● WHAT TO PRODUCE
Your task is to repeat the entries word for word while leaving out the pictures.

● RECORDED DATA
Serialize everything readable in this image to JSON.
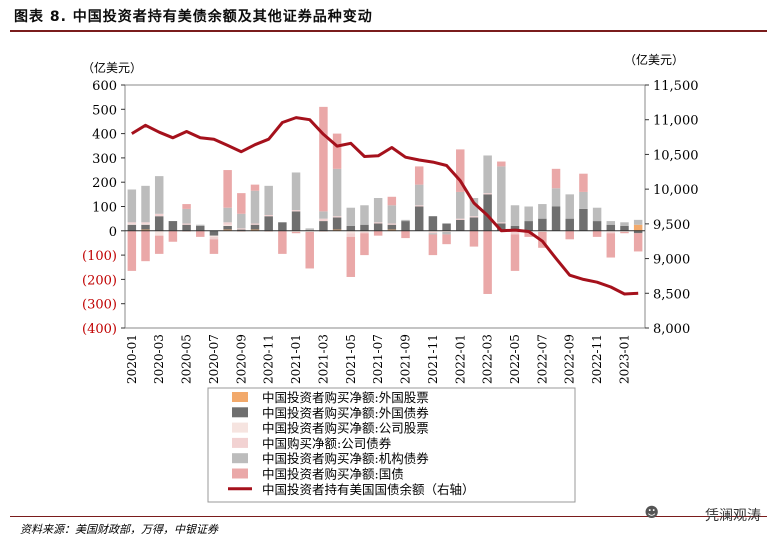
{
  "header": {
    "title": "图表 8. 中国投资者持有美债余额及其他证券品种变动"
  },
  "footer": {
    "source": "资料来源：美国财政部，万得，中银证券",
    "watermark": "凭澜观涛"
  },
  "colors": {
    "foreign_equity": "#f2a96b",
    "foreign_bonds": "#6f6f6f",
    "corp_equity": "#f6e4e0",
    "corp_bonds": "#f2d2d2",
    "agency_bonds": "#bcbcbc",
    "treasury": "#eaa8a8",
    "holdings_line": "#a5111c",
    "axis_frame": "#888888",
    "negative_tick": "#c00000"
  },
  "chart_data": {
    "type": "bar",
    "subtype": "stacked bar with line on secondary axis",
    "left_axis_unit": "（亿美元）",
    "right_axis_unit": "（亿美元）",
    "left_ylim": [
      -400,
      600
    ],
    "left_ticks": [
      "600",
      "500",
      "400",
      "300",
      "200",
      "100",
      "0",
      "(100)",
      "(200)",
      "(300)",
      "(400)"
    ],
    "left_tick_values": [
      600,
      500,
      400,
      300,
      200,
      100,
      0,
      -100,
      -200,
      -300,
      -400
    ],
    "right_ylim": [
      8000,
      11500
    ],
    "right_ticks": [
      "11,500",
      "11,000",
      "10,500",
      "10,000",
      "9,500",
      "9,000",
      "8,500",
      "8,000"
    ],
    "right_tick_values": [
      11500,
      11000,
      10500,
      10000,
      9500,
      9000,
      8500,
      8000
    ],
    "categories": [
      "2020-01",
      "2020-02",
      "2020-03",
      "2020-04",
      "2020-05",
      "2020-06",
      "2020-07",
      "2020-08",
      "2020-09",
      "2020-10",
      "2020-11",
      "2020-12",
      "2021-01",
      "2021-02",
      "2021-03",
      "2021-04",
      "2021-05",
      "2021-06",
      "2021-07",
      "2021-08",
      "2021-09",
      "2021-10",
      "2021-11",
      "2021-12",
      "2022-01",
      "2022-02",
      "2022-03",
      "2022-04",
      "2022-05",
      "2022-06",
      "2022-07",
      "2022-08",
      "2022-09",
      "2022-10",
      "2022-11",
      "2022-12",
      "2023-01",
      "2023-02"
    ],
    "x_tick_labels": [
      "2020-01",
      "2020-03",
      "2020-05",
      "2020-07",
      "2020-09",
      "2020-11",
      "2021-01",
      "2021-03",
      "2021-05",
      "2021-07",
      "2021-09",
      "2021-11",
      "2022-01",
      "2022-03",
      "2022-05",
      "2022-07",
      "2022-09",
      "2022-11",
      "2023-01"
    ],
    "legend": [
      "中国投资者购买净额:外国股票",
      "中国投资者购买净额:外国债券",
      "中国投资者购买净额:公司股票",
      "中国购买净额:公司债券",
      "中国投资者购买净额:机构债券",
      "中国投资者购买净额:国债",
      "中国投资者持有美国国债余额（右轴）"
    ],
    "series": [
      {
        "name": "中国投资者购买净额:外国股票",
        "key": "foreign_equity",
        "axis": "left",
        "values": [
          0,
          5,
          0,
          0,
          0,
          0,
          0,
          5,
          0,
          5,
          0,
          0,
          0,
          0,
          0,
          5,
          0,
          0,
          0,
          5,
          0,
          0,
          0,
          0,
          0,
          0,
          0,
          0,
          0,
          0,
          0,
          0,
          0,
          0,
          0,
          0,
          0,
          25
        ]
      },
      {
        "name": "中国投资者购买净额:外国债券",
        "key": "foreign_bonds",
        "axis": "left",
        "values": [
          25,
          20,
          60,
          40,
          25,
          20,
          -20,
          15,
          5,
          20,
          60,
          35,
          80,
          0,
          40,
          50,
          20,
          25,
          30,
          20,
          40,
          100,
          60,
          30,
          45,
          55,
          150,
          30,
          20,
          40,
          50,
          100,
          50,
          90,
          40,
          25,
          20,
          -10
        ]
      },
      {
        "name": "中国投资者购买净额:公司股票",
        "key": "corp_equity",
        "axis": "left",
        "values": [
          5,
          5,
          -20,
          0,
          -5,
          0,
          -5,
          5,
          -5,
          0,
          -5,
          0,
          -5,
          -5,
          -5,
          0,
          -10,
          -5,
          0,
          0,
          0,
          0,
          -5,
          -5,
          0,
          0,
          0,
          0,
          -5,
          -5,
          -5,
          0,
          0,
          0,
          0,
          -5,
          -5,
          0
        ]
      },
      {
        "name": "中国购买净额:公司债券",
        "key": "corp_bonds",
        "axis": "left",
        "values": [
          5,
          5,
          10,
          0,
          5,
          0,
          -10,
          10,
          5,
          5,
          5,
          0,
          5,
          0,
          10,
          5,
          -15,
          -5,
          5,
          5,
          0,
          5,
          -5,
          0,
          5,
          5,
          5,
          5,
          -10,
          0,
          0,
          0,
          0,
          0,
          0,
          -5,
          0,
          0
        ]
      },
      {
        "name": "中国投资者购买净额:机构债券",
        "key": "agency_bonds",
        "axis": "left",
        "values": [
          135,
          150,
          155,
          0,
          60,
          5,
          0,
          60,
          60,
          135,
          120,
          0,
          155,
          10,
          30,
          195,
          75,
          80,
          100,
          75,
          5,
          85,
          -5,
          -10,
          110,
          75,
          155,
          230,
          85,
          60,
          60,
          75,
          100,
          70,
          55,
          15,
          15,
          20
        ]
      },
      {
        "name": "中国投资者购买净额:国债",
        "key": "treasury",
        "axis": "left",
        "values": [
          -165,
          -125,
          -75,
          -45,
          20,
          -25,
          -60,
          155,
          85,
          25,
          0,
          -95,
          -5,
          -150,
          430,
          145,
          -165,
          -90,
          -20,
          35,
          -30,
          75,
          -85,
          -40,
          175,
          -65,
          -260,
          20,
          -150,
          -20,
          -65,
          80,
          -35,
          75,
          -25,
          -100,
          -5,
          -75
        ]
      },
      {
        "name": "中国投资者持有美国国债余额（右轴）",
        "key": "holdings_line",
        "axis": "right",
        "type": "line",
        "values": [
          10800,
          10920,
          10820,
          10740,
          10830,
          10740,
          10720,
          10630,
          10540,
          10640,
          10720,
          10960,
          11030,
          11000,
          10790,
          10620,
          10660,
          10470,
          10480,
          10600,
          10460,
          10420,
          10390,
          10340,
          10120,
          9800,
          9620,
          9400,
          9410,
          9390,
          9250,
          9000,
          8760,
          8700,
          8660,
          8590,
          8490,
          8500
        ]
      }
    ]
  }
}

● ANSWER FOR THE TASK
Serialize everything readable in this image to JSON.
{
  "header": {
    "title": "图表 8. 中国投资者持有美债余额及其他证券品种变动"
  },
  "footer": {
    "source": "资料来源：美国财政部，万得，中银证券",
    "watermark": "凭澜观涛"
  },
  "colors": {
    "foreign_equity": "#f2a96b",
    "foreign_bonds": "#6f6f6f",
    "corp_equity": "#f6e4e0",
    "corp_bonds": "#f2d2d2",
    "agency_bonds": "#bcbcbc",
    "treasury": "#eaa8a8",
    "holdings_line": "#a5111c",
    "axis_frame": "#888888",
    "negative_tick": "#c00000"
  },
  "chart_data": {
    "type": "bar",
    "subtype": "stacked bar with line on secondary axis",
    "left_axis_unit": "（亿美元）",
    "right_axis_unit": "（亿美元）",
    "left_ylim": [
      -400,
      600
    ],
    "left_ticks": [
      "600",
      "500",
      "400",
      "300",
      "200",
      "100",
      "0",
      "(100)",
      "(200)",
      "(300)",
      "(400)"
    ],
    "left_tick_values": [
      600,
      500,
      400,
      300,
      200,
      100,
      0,
      -100,
      -200,
      -300,
      -400
    ],
    "right_ylim": [
      8000,
      11500
    ],
    "right_ticks": [
      "11,500",
      "11,000",
      "10,500",
      "10,000",
      "9,500",
      "9,000",
      "8,500",
      "8,000"
    ],
    "right_tick_values": [
      11500,
      11000,
      10500,
      10000,
      9500,
      9000,
      8500,
      8000
    ],
    "categories": [
      "2020-01",
      "2020-02",
      "2020-03",
      "2020-04",
      "2020-05",
      "2020-06",
      "2020-07",
      "2020-08",
      "2020-09",
      "2020-10",
      "2020-11",
      "2020-12",
      "2021-01",
      "2021-02",
      "2021-03",
      "2021-04",
      "2021-05",
      "2021-06",
      "2021-07",
      "2021-08",
      "2021-09",
      "2021-10",
      "2021-11",
      "2021-12",
      "2022-01",
      "2022-02",
      "2022-03",
      "2022-04",
      "2022-05",
      "2022-06",
      "2022-07",
      "2022-08",
      "2022-09",
      "2022-10",
      "2022-11",
      "2022-12",
      "2023-01",
      "2023-02"
    ],
    "x_tick_labels": [
      "2020-01",
      "2020-03",
      "2020-05",
      "2020-07",
      "2020-09",
      "2020-11",
      "2021-01",
      "2021-03",
      "2021-05",
      "2021-07",
      "2021-09",
      "2021-11",
      "2022-01",
      "2022-03",
      "2022-05",
      "2022-07",
      "2022-09",
      "2022-11",
      "2023-01"
    ],
    "legend": [
      "中国投资者购买净额:外国股票",
      "中国投资者购买净额:外国债券",
      "中国投资者购买净额:公司股票",
      "中国购买净额:公司债券",
      "中国投资者购买净额:机构债券",
      "中国投资者购买净额:国债",
      "中国投资者持有美国国债余额（右轴）"
    ],
    "series": [
      {
        "name": "中国投资者购买净额:外国股票",
        "key": "foreign_equity",
        "axis": "left",
        "values": [
          0,
          5,
          0,
          0,
          0,
          0,
          0,
          5,
          0,
          5,
          0,
          0,
          0,
          0,
          0,
          5,
          0,
          0,
          0,
          5,
          0,
          0,
          0,
          0,
          0,
          0,
          0,
          0,
          0,
          0,
          0,
          0,
          0,
          0,
          0,
          0,
          0,
          25
        ]
      },
      {
        "name": "中国投资者购买净额:外国债券",
        "key": "foreign_bonds",
        "axis": "left",
        "values": [
          25,
          20,
          60,
          40,
          25,
          20,
          -20,
          15,
          5,
          20,
          60,
          35,
          80,
          0,
          40,
          50,
          20,
          25,
          30,
          20,
          40,
          100,
          60,
          30,
          45,
          55,
          150,
          30,
          20,
          40,
          50,
          100,
          50,
          90,
          40,
          25,
          20,
          -10
        ]
      },
      {
        "name": "中国投资者购买净额:公司股票",
        "key": "corp_equity",
        "axis": "left",
        "values": [
          5,
          5,
          -20,
          0,
          -5,
          0,
          -5,
          5,
          -5,
          0,
          -5,
          0,
          -5,
          -5,
          -5,
          0,
          -10,
          -5,
          0,
          0,
          0,
          0,
          -5,
          -5,
          0,
          0,
          0,
          0,
          -5,
          -5,
          -5,
          0,
          0,
          0,
          0,
          -5,
          -5,
          0
        ]
      },
      {
        "name": "中国购买净额:公司债券",
        "key": "corp_bonds",
        "axis": "left",
        "values": [
          5,
          5,
          10,
          0,
          5,
          0,
          -10,
          10,
          5,
          5,
          5,
          0,
          5,
          0,
          10,
          5,
          -15,
          -5,
          5,
          5,
          0,
          5,
          -5,
          0,
          5,
          5,
          5,
          5,
          -10,
          0,
          0,
          0,
          0,
          0,
          0,
          -5,
          0,
          0
        ]
      },
      {
        "name": "中国投资者购买净额:机构债券",
        "key": "agency_bonds",
        "axis": "left",
        "values": [
          135,
          150,
          155,
          0,
          60,
          5,
          0,
          60,
          60,
          135,
          120,
          0,
          155,
          10,
          30,
          195,
          75,
          80,
          100,
          75,
          5,
          85,
          -5,
          -10,
          110,
          75,
          155,
          230,
          85,
          60,
          60,
          75,
          100,
          70,
          55,
          15,
          15,
          20
        ]
      },
      {
        "name": "中国投资者购买净额:国债",
        "key": "treasury",
        "axis": "left",
        "values": [
          -165,
          -125,
          -75,
          -45,
          20,
          -25,
          -60,
          155,
          85,
          25,
          0,
          -95,
          -5,
          -150,
          430,
          145,
          -165,
          -90,
          -20,
          35,
          -30,
          75,
          -85,
          -40,
          175,
          -65,
          -260,
          20,
          -150,
          -20,
          -65,
          80,
          -35,
          75,
          -25,
          -100,
          -5,
          -75
        ]
      },
      {
        "name": "中国投资者持有美国国债余额（右轴）",
        "key": "holdings_line",
        "axis": "right",
        "type": "line",
        "values": [
          10800,
          10920,
          10820,
          10740,
          10830,
          10740,
          10720,
          10630,
          10540,
          10640,
          10720,
          10960,
          11030,
          11000,
          10790,
          10620,
          10660,
          10470,
          10480,
          10600,
          10460,
          10420,
          10390,
          10340,
          10120,
          9800,
          9620,
          9400,
          9410,
          9390,
          9250,
          9000,
          8760,
          8700,
          8660,
          8590,
          8490,
          8500
        ]
      }
    ]
  }
}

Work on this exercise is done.